**Work to be completed**
Every entry must be given again exactly.
___ Data excerpts ___
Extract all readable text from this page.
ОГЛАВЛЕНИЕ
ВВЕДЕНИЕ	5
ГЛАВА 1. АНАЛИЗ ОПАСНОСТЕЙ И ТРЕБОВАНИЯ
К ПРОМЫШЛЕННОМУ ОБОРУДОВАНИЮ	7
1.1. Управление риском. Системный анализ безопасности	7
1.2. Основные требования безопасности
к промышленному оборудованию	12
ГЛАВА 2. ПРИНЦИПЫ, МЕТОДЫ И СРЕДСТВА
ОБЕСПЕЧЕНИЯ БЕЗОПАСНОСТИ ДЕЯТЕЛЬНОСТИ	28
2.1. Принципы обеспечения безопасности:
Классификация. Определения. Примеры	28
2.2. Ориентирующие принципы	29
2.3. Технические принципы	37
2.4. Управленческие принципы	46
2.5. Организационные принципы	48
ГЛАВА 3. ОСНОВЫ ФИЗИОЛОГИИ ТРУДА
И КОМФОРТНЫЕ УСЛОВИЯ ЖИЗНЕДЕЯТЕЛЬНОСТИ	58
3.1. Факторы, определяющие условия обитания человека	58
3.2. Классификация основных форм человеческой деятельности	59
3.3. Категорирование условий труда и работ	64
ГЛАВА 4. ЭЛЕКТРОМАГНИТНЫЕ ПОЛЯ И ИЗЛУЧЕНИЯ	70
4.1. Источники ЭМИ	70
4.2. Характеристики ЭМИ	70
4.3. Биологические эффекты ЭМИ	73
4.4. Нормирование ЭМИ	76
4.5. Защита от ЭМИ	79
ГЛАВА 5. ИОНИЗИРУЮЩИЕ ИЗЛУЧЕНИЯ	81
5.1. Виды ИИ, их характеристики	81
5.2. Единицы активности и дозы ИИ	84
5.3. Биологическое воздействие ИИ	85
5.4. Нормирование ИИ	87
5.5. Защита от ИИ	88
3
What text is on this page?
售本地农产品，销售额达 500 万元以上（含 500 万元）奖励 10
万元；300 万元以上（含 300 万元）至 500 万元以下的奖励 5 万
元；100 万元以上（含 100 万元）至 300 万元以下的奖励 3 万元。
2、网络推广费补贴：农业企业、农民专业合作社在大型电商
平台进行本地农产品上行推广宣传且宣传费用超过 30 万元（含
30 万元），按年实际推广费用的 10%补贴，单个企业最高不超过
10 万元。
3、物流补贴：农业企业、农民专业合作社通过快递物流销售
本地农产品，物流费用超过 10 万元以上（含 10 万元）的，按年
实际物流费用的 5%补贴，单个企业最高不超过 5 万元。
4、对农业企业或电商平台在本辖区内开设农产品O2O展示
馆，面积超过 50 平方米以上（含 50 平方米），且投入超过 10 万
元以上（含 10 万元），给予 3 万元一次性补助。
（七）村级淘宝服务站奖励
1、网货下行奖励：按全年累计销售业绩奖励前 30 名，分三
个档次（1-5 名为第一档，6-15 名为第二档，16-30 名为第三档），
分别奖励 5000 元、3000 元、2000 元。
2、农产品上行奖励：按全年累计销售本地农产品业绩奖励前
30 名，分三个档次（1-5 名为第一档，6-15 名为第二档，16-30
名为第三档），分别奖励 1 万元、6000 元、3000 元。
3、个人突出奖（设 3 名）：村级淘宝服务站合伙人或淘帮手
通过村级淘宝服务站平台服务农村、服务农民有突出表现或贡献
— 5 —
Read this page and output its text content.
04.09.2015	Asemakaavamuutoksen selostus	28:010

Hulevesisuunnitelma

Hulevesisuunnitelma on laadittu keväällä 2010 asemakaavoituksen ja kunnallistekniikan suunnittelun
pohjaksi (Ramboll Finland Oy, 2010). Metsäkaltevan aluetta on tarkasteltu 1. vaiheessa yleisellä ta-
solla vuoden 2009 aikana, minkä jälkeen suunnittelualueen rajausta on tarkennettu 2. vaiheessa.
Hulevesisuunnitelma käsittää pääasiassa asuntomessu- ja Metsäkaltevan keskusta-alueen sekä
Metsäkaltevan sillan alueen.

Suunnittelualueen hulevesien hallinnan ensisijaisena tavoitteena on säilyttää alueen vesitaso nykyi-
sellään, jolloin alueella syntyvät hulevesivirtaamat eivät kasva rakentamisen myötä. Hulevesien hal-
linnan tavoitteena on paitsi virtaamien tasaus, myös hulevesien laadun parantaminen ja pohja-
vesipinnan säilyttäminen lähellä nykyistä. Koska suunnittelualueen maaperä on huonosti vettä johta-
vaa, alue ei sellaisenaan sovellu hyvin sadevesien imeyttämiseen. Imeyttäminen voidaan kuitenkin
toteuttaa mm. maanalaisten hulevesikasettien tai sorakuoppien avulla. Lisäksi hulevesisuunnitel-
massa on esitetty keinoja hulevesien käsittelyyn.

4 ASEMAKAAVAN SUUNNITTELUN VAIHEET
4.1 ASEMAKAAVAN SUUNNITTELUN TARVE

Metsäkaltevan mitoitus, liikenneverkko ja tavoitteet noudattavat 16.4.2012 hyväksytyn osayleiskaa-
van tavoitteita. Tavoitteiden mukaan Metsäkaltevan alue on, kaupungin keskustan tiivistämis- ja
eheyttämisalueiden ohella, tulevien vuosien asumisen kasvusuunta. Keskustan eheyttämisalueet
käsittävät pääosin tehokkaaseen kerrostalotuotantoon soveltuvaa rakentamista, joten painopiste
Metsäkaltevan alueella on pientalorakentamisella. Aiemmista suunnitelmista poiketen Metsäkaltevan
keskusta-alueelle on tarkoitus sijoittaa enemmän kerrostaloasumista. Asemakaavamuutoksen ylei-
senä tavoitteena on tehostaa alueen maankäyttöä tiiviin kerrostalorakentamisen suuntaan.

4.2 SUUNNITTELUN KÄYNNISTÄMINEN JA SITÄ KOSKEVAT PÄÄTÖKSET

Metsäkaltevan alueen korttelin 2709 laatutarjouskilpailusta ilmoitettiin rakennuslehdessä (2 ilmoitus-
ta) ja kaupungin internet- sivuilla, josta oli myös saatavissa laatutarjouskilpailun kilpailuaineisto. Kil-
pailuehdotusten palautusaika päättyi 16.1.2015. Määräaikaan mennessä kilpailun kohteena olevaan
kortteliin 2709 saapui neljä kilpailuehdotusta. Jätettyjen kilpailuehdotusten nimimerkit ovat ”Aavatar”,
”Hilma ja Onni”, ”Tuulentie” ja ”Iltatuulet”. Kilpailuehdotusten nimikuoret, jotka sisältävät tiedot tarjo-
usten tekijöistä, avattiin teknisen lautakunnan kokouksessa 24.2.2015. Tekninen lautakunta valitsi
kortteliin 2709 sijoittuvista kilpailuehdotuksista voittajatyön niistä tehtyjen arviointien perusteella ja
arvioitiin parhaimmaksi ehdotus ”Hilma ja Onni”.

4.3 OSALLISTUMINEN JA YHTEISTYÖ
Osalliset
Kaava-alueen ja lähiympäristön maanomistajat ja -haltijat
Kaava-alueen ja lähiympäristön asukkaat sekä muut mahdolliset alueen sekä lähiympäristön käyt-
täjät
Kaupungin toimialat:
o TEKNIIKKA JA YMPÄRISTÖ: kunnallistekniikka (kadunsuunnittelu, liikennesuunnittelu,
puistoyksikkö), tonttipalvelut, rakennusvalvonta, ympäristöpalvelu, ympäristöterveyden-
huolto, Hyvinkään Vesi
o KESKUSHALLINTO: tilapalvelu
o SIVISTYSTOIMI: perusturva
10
___
**Solved exercise**
Extract all readable text from this page.
ОГЛАВЛЕНИЕ
ВВЕДЕНИЕ	5
ГЛАВА 1. АНАЛИЗ ОПАСНОСТЕЙ И ТРЕБОВАНИЯ
К ПРОМЫШЛЕННОМУ ОБОРУДОВАНИЮ	7
1.1. Управление риском. Системный анализ безопасности	7
1.2. Основные требования безопасности
к промышленному оборудованию	12
ГЛАВА 2. ПРИНЦИПЫ, МЕТОДЫ И СРЕДСТВА
ОБЕСПЕЧЕНИЯ БЕЗОПАСНОСТИ ДЕЯТЕЛЬНОСТИ	28
2.1. Принципы обеспечения безопасности:
Классификация. Определения. Примеры	28
2.2. Ориентирующие принципы	29
2.3. Технические принципы	37
2.4. Управленческие принципы	46
2.5. Организационные принципы	48
ГЛАВА 3. ОСНОВЫ ФИЗИОЛОГИИ ТРУДА
И КОМФОРТНЫЕ УСЛОВИЯ ЖИЗНЕДЕЯТЕЛЬНОСТИ	58
3.1. Факторы, определяющие условия обитания человека	58
3.2. Классификация основных форм человеческой деятельности	59
3.3. Категорирование условий труда и работ	64
ГЛАВА 4. ЭЛЕКТРОМАГНИТНЫЕ ПОЛЯ И ИЗЛУЧЕНИЯ	70
4.1. Источники ЭМИ	70
4.2. Характеристики ЭМИ	70
4.3. Биологические эффекты ЭМИ	73
4.4. Нормирование ЭМИ	76
4.5. Защита от ЭМИ	79
ГЛАВА 5. ИОНИЗИРУЮЩИЕ ИЗЛУЧЕНИЯ	81
5.1. Виды ИИ, их характеристики	81
5.2. Единицы активности и дозы ИИ	84
5.3. Биологическое воздействие ИИ	85
5.4. Нормирование ИИ	87
5.5. Защита от ИИ	88
3
What text is on this page?
售本地农产品，销售额达 500 万元以上（含 500 万元）奖励 10
万元；300 万元以上（含 300 万元）至 500 万元以下的奖励 5 万
元；100 万元以上（含 100 万元）至 300 万元以下的奖励 3 万元。
2、网络推广费补贴：农业企业、农民专业合作社在大型电商
平台进行本地农产品上行推广宣传且宣传费用超过 30 万元（含
30 万元），按年实际推广费用的 10%补贴，单个企业最高不超过
10 万元。
3、物流补贴：农业企业、农民专业合作社通过快递物流销售
本地农产品，物流费用超过 10 万元以上（含 10 万元）的，按年
实际物流费用的 5%补贴，单个企业最高不超过 5 万元。
4、对农业企业或电商平台在本辖区内开设农产品O2O展示
馆，面积超过 50 平方米以上（含 50 平方米），且投入超过 10 万
元以上（含 10 万元），给予 3 万元一次性补助。
（七）村级淘宝服务站奖励
1、网货下行奖励：按全年累计销售业绩奖励前 30 名，分三
个档次（1-5 名为第一档，6-15 名为第二档，16-30 名为第三档），
分别奖励 5000 元、3000 元、2000 元。
2、农产品上行奖励：按全年累计销售本地农产品业绩奖励前
30 名，分三个档次（1-5 名为第一档，6-15 名为第二档，16-30
名为第三档），分别奖励 1 万元、6000 元、3000 元。
3、个人突出奖（设 3 名）：村级淘宝服务站合伙人或淘帮手
通过村级淘宝服务站平台服务农村、服务农民有突出表现或贡献
— 5 —
Read this page and output its text content.
04.09.2015	Asemakaavamuutoksen selostus	28:010

Hulevesisuunnitelma

Hulevesisuunnitelma on laadittu keväällä 2010 asemakaavoituksen ja kunnallistekniikan suunnittelun
pohjaksi (Ramboll Finland Oy, 2010). Metsäkaltevan aluetta on tarkasteltu 1. vaiheessa yleisellä ta-
solla vuoden 2009 aikana, minkä jälkeen suunnittelualueen rajausta on tarkennettu 2. vaiheessa.
Hulevesisuunnitelma käsittää pääasiassa asuntomessu- ja Metsäkaltevan keskusta-alueen sekä
Metsäkaltevan sillan alueen.

Suunnittelualueen hulevesien hallinnan ensisijaisena tavoitteena on säilyttää alueen vesitaso nykyi-
sellään, jolloin alueella syntyvät hulevesivirtaamat eivät kasva rakentamisen myötä. Hulevesien hal-
linnan tavoitteena on paitsi virtaamien tasaus, myös hulevesien laadun parantaminen ja pohja-
vesipinnan säilyttäminen lähellä nykyistä. Koska suunnittelualueen maaperä on huonosti vettä johta-
vaa, alue ei sellaisenaan sovellu hyvin sadevesien imeyttämiseen. Imeyttäminen voidaan kuitenkin
toteuttaa mm. maanalaisten hulevesikasettien tai sorakuoppien avulla. Lisäksi hulevesisuunnitel-
massa on esitetty keinoja hulevesien käsittelyyn.

4 ASEMAKAAVAN SUUNNITTELUN VAIHEET
4.1 ASEMAKAAVAN SUUNNITTELUN TARVE

Metsäkaltevan mitoitus, liikenneverkko ja tavoitteet noudattavat 16.4.2012 hyväksytyn osayleiskaa-
van tavoitteita. Tavoitteiden mukaan Metsäkaltevan alue on, kaupungin keskustan tiivistämis- ja
eheyttämisalueiden ohella, tulevien vuosien asumisen kasvusuunta. Keskustan eheyttämisalueet
käsittävät pääosin tehokkaaseen kerrostalotuotantoon soveltuvaa rakentamista, joten painopiste
Metsäkaltevan alueella on pientalorakentamisella. Aiemmista suunnitelmista poiketen Metsäkaltevan
keskusta-alueelle on tarkoitus sijoittaa enemmän kerrostaloasumista. Asemakaavamuutoksen ylei-
senä tavoitteena on tehostaa alueen maankäyttöä tiiviin kerrostalorakentamisen suuntaan.

4.2 SUUNNITTELUN KÄYNNISTÄMINEN JA SITÄ KOSKEVAT PÄÄTÖKSET

Metsäkaltevan alueen korttelin 2709 laatutarjouskilpailusta ilmoitettiin rakennuslehdessä (2 ilmoitus-
ta) ja kaupungin internet- sivuilla, josta oli myös saatavissa laatutarjouskilpailun kilpailuaineisto. Kil-
pailuehdotusten palautusaika päättyi 16.1.2015. Määräaikaan mennessä kilpailun kohteena olevaan
kortteliin 2709 saapui neljä kilpailuehdotusta. Jätettyjen kilpailuehdotusten nimimerkit ovat ”Aavatar”,
”Hilma ja Onni”, ”Tuulentie” ja ”Iltatuulet”. Kilpailuehdotusten nimikuoret, jotka sisältävät tiedot tarjo-
usten tekijöistä, avattiin teknisen lautakunnan kokouksessa 24.2.2015. Tekninen lautakunta valitsi
kortteliin 2709 sijoittuvista kilpailuehdotuksista voittajatyön niistä tehtyjen arviointien perusteella ja
arvioitiin parhaimmaksi ehdotus ”Hilma ja Onni”.

4.3 OSALLISTUMINEN JA YHTEISTYÖ
Osalliset
Kaava-alueen ja lähiympäristön maanomistajat ja -haltijat
Kaava-alueen ja lähiympäristön asukkaat sekä muut mahdolliset alueen sekä lähiympäristön käyt-
täjät
Kaupungin toimialat:
o TEKNIIKKA JA YMPÄRISTÖ: kunnallistekniikka (kadunsuunnittelu, liikennesuunnittelu,
puistoyksikkö), tonttipalvelut, rakennusvalvonta, ympäristöpalvelu, ympäristöterveyden-
huolto, Hyvinkään Vesi
o KESKUSHALLINTO: tilapalvelu
o SIVISTYSTOIMI: perusturva
10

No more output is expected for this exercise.